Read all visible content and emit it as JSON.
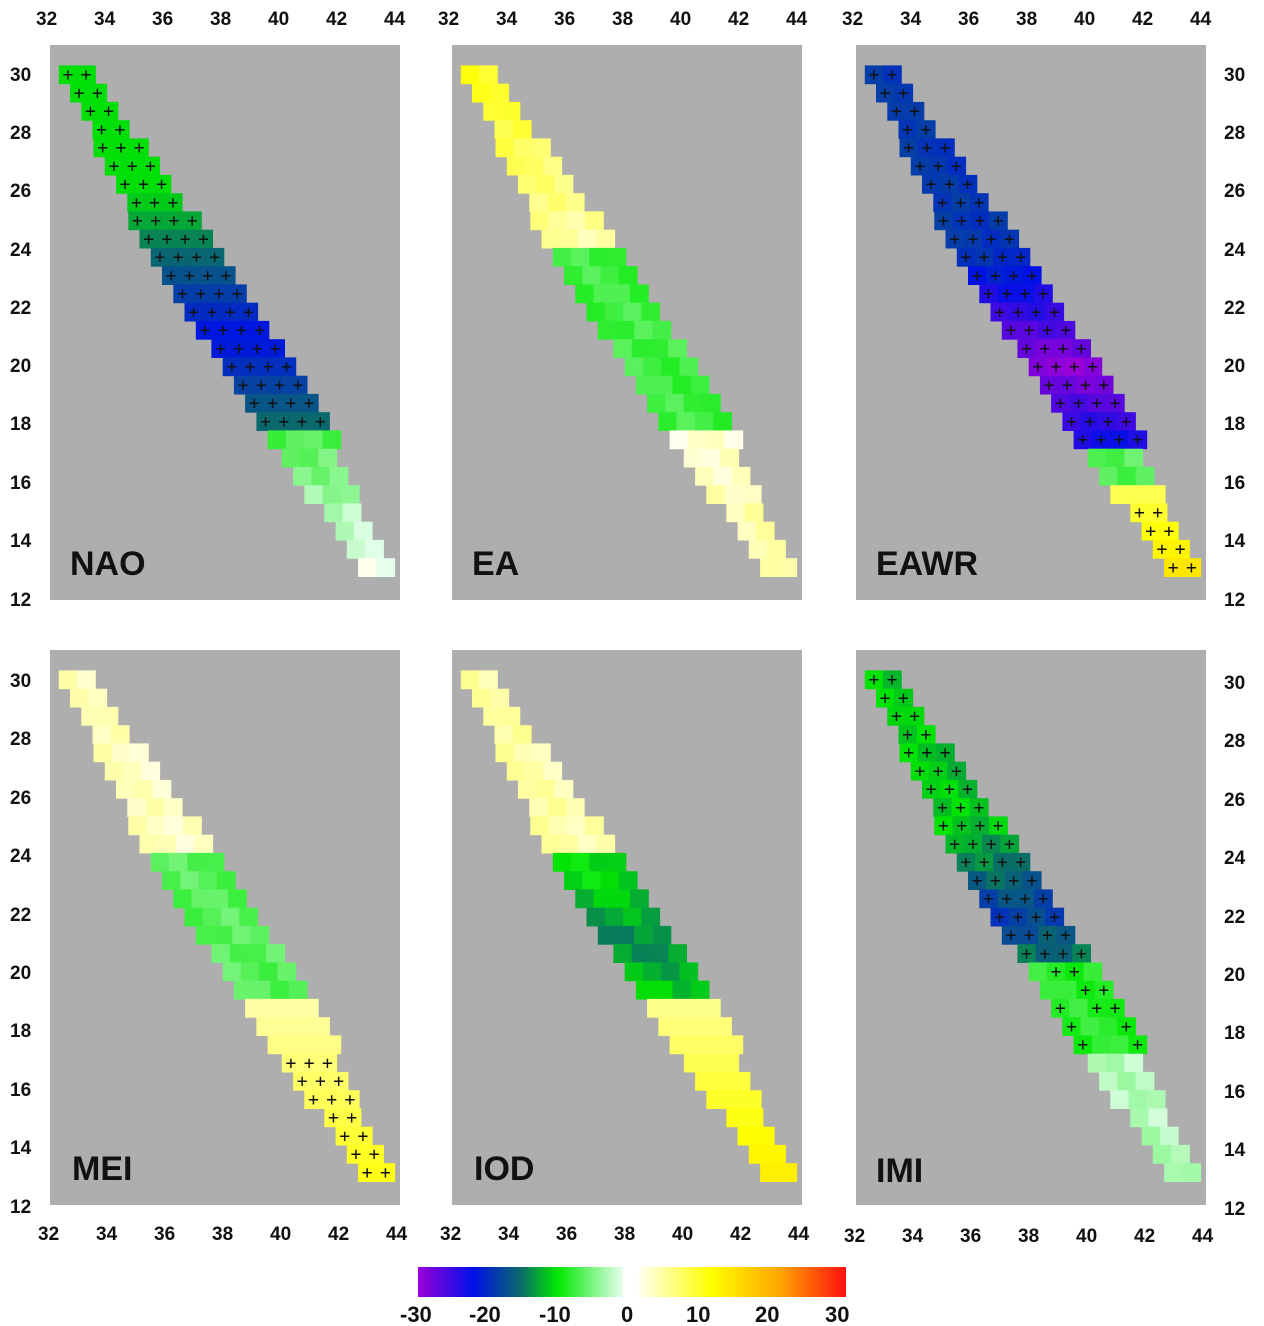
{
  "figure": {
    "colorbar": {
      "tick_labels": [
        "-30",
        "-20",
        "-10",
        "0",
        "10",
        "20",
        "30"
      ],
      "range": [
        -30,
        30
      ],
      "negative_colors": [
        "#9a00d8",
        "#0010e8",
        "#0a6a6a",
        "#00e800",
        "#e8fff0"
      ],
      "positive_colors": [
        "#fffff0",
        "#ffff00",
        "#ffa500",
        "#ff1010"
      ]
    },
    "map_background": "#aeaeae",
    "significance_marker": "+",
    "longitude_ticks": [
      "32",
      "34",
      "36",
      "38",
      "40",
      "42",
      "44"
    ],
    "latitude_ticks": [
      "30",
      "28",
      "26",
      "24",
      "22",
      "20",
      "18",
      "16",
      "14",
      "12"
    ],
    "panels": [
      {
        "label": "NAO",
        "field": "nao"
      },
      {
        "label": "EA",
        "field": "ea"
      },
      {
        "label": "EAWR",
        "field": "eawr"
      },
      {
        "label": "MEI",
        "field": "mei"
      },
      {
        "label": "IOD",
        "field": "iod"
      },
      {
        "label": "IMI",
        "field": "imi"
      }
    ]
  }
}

********************

#### Prompt:
The records above are to be quoted exactly, with all pictures left out.

#### Solution:
Read all visible content and emit it as JSON.
{
  "figure": {
    "colorbar": {
      "tick_labels": [
        "-30",
        "-20",
        "-10",
        "0",
        "10",
        "20",
        "30"
      ],
      "range": [
        -30,
        30
      ],
      "negative_colors": [
        "#9a00d8",
        "#0010e8",
        "#0a6a6a",
        "#00e800",
        "#e8fff0"
      ],
      "positive_colors": [
        "#fffff0",
        "#ffff00",
        "#ffa500",
        "#ff1010"
      ]
    },
    "map_background": "#aeaeae",
    "significance_marker": "+",
    "longitude_ticks": [
      "32",
      "34",
      "36",
      "38",
      "40",
      "42",
      "44"
    ],
    "latitude_ticks": [
      "30",
      "28",
      "26",
      "24",
      "22",
      "20",
      "18",
      "16",
      "14",
      "12"
    ],
    "panels": [
      {
        "label": "NAO",
        "field": "nao"
      },
      {
        "label": "EA",
        "field": "ea"
      },
      {
        "label": "EAWR",
        "field": "eawr"
      },
      {
        "label": "MEI",
        "field": "mei"
      },
      {
        "label": "IOD",
        "field": "iod"
      },
      {
        "label": "IMI",
        "field": "imi"
      }
    ]
  }
}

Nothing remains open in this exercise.